Your task is to give the listing below back word for word, pictures excluded.

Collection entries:
------

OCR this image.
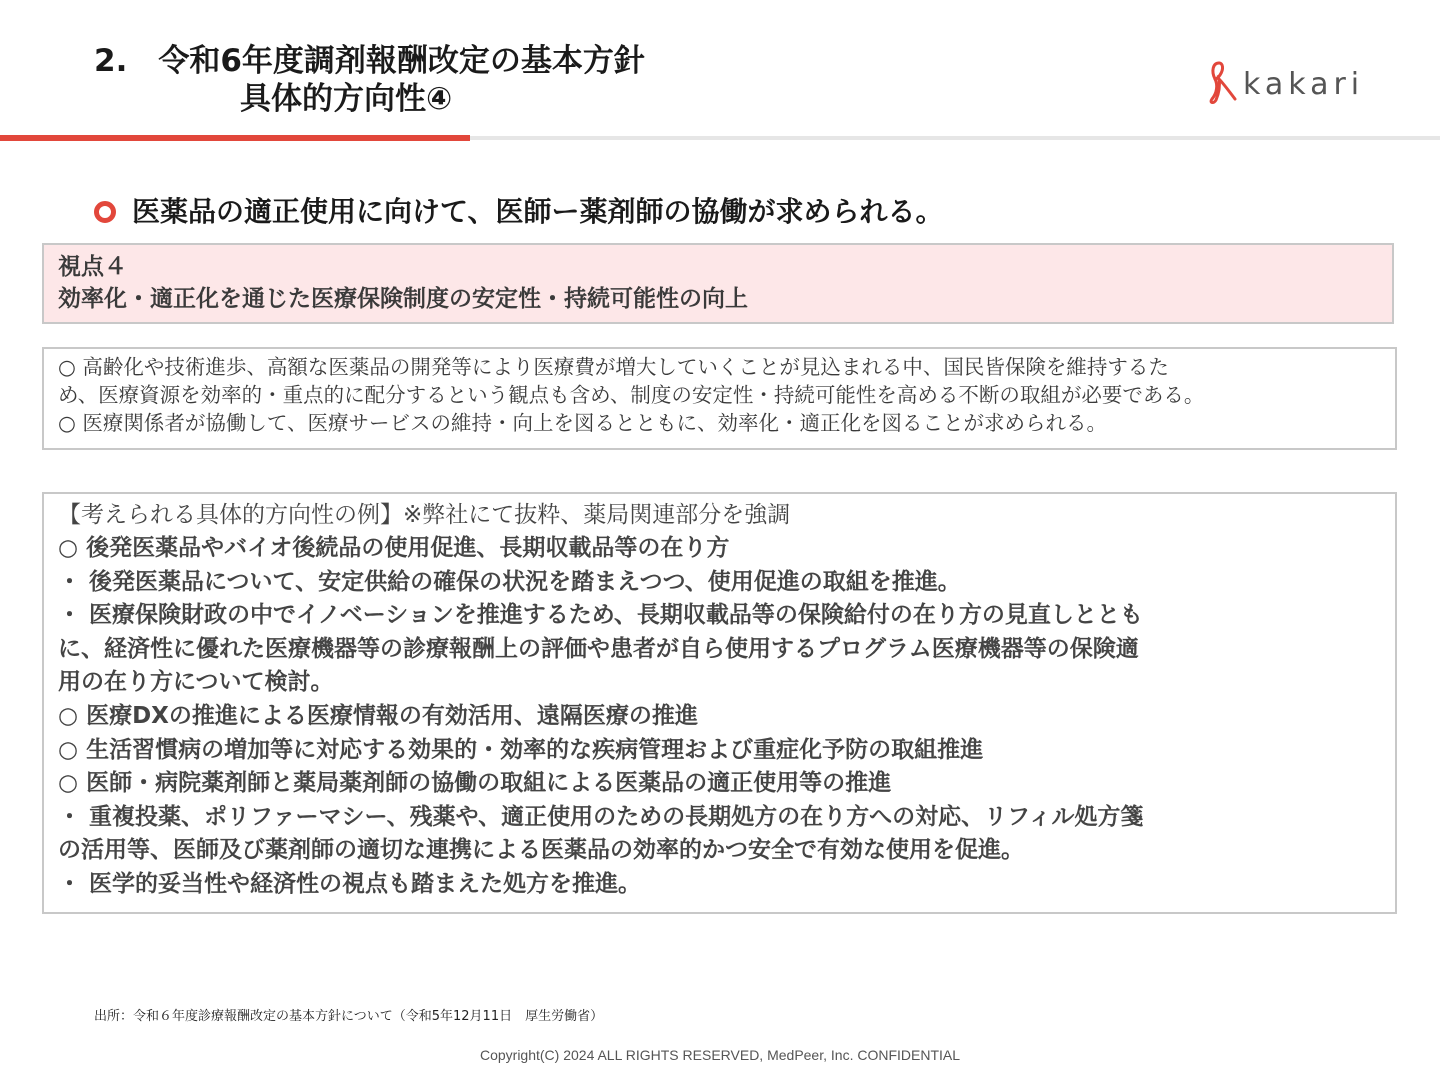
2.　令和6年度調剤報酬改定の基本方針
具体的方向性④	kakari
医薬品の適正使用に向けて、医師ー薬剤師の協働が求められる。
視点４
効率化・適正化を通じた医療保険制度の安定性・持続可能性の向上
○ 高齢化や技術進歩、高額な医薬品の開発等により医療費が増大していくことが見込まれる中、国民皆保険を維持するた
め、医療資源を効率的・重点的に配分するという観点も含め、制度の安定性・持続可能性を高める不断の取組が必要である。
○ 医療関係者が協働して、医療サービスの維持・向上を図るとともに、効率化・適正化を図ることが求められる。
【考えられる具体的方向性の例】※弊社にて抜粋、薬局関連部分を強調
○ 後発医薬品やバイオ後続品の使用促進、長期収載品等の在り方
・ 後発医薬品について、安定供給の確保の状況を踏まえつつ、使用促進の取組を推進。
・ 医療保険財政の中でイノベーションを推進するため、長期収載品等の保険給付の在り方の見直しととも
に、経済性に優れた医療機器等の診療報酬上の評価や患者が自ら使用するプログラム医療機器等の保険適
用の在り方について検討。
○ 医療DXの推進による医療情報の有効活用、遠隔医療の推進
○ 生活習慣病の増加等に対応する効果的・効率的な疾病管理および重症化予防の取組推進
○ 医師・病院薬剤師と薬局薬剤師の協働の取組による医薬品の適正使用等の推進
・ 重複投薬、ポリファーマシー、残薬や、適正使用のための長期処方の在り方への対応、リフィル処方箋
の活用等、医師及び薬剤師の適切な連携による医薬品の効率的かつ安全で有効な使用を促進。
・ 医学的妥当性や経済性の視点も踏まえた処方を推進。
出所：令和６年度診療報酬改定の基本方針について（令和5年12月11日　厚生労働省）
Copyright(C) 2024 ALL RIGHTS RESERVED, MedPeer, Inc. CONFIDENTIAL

------

**Reply:**
OCR this image.
2.　令和6年度調剤報酬改定の基本方針
具体的方向性④	kakari
医薬品の適正使用に向けて、医師ー薬剤師の協働が求められる。
視点４
効率化・適正化を通じた医療保険制度の安定性・持続可能性の向上
○ 高齢化や技術進歩、高額な医薬品の開発等により医療費が増大していくことが見込まれる中、国民皆保険を維持するた
め、医療資源を効率的・重点的に配分するという観点も含め、制度の安定性・持続可能性を高める不断の取組が必要である。
○ 医療関係者が協働して、医療サービスの維持・向上を図るとともに、効率化・適正化を図ることが求められる。
【考えられる具体的方向性の例】※弊社にて抜粋、薬局関連部分を強調
○ 後発医薬品やバイオ後続品の使用促進、長期収載品等の在り方
・ 後発医薬品について、安定供給の確保の状況を踏まえつつ、使用促進の取組を推進。
・ 医療保険財政の中でイノベーションを推進するため、長期収載品等の保険給付の在り方の見直しととも
に、経済性に優れた医療機器等の診療報酬上の評価や患者が自ら使用するプログラム医療機器等の保険適
用の在り方について検討。
○ 医療DXの推進による医療情報の有効活用、遠隔医療の推進
○ 生活習慣病の増加等に対応する効果的・効率的な疾病管理および重症化予防の取組推進
○ 医師・病院薬剤師と薬局薬剤師の協働の取組による医薬品の適正使用等の推進
・ 重複投薬、ポリファーマシー、残薬や、適正使用のための長期処方の在り方への対応、リフィル処方箋
の活用等、医師及び薬剤師の適切な連携による医薬品の効率的かつ安全で有効な使用を促進。
・ 医学的妥当性や経済性の視点も踏まえた処方を推進。
出所：令和６年度診療報酬改定の基本方針について（令和5年12月11日　厚生労働省）
Copyright(C) 2024 ALL RIGHTS RESERVED, MedPeer, Inc. CONFIDENTIAL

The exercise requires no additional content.